start

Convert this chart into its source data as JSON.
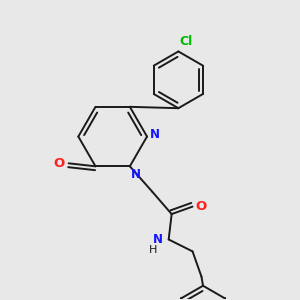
{
  "background_color": "#e8e8e8",
  "bond_color": "#1a1a1a",
  "N_color": "#1414ff",
  "O_color": "#ff2020",
  "Cl_color": "#00bb00",
  "bond_width": 1.4,
  "dbo": 0.012,
  "fig_width": 3.0,
  "fig_height": 3.0,
  "dpi": 100,
  "xlim": [
    0.0,
    1.0
  ],
  "ylim": [
    0.0,
    1.0
  ]
}
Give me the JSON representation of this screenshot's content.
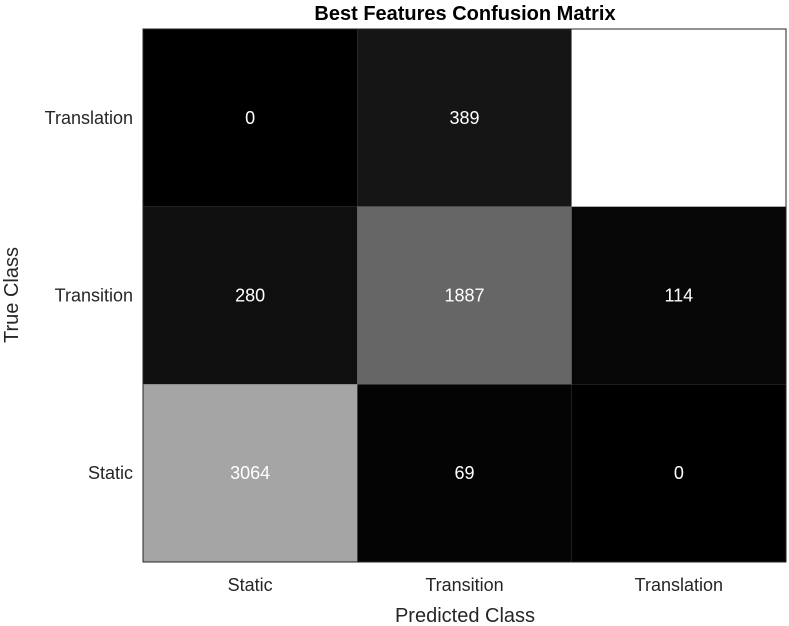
{
  "chart_data": {
    "type": "heatmap",
    "title": "Best Features Confusion Matrix",
    "xlabel": "Predicted Class",
    "ylabel": "True Class",
    "x_categories": [
      "Static",
      "Transition",
      "Translation"
    ],
    "y_categories": [
      "Translation",
      "Transition",
      "Static"
    ],
    "values": [
      [
        0,
        389,
        4727
      ],
      [
        280,
        1887,
        114
      ],
      [
        3064,
        69,
        0
      ]
    ],
    "colormap": "gray",
    "cell_text_color": "#ffffff",
    "grid": false
  }
}
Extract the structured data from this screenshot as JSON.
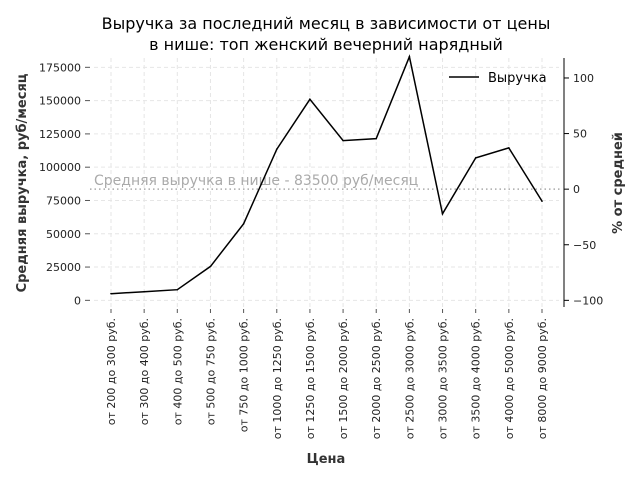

end

The exercise:
The line that contains "Give me the" opens the part to copy, and the last line of the records closes it; set down those lines exactly, pictures excluded.

Exercise result:
Give me the JSON representation of this screenshot's content.
{
  "chart_data": {
    "type": "heatmap",
    "title": "Best Features Confusion Matrix",
    "xlabel": "Predicted Class",
    "ylabel": "True Class",
    "x_categories": [
      "Static",
      "Transition",
      "Translation"
    ],
    "y_categories": [
      "Translation",
      "Transition",
      "Static"
    ],
    "values": [
      [
        0,
        389,
        4727
      ],
      [
        280,
        1887,
        114
      ],
      [
        3064,
        69,
        0
      ]
    ],
    "colormap": "gray",
    "cell_text_color": "#ffffff",
    "grid": false
  }
}
Extract the structured data from this screenshot as JSON.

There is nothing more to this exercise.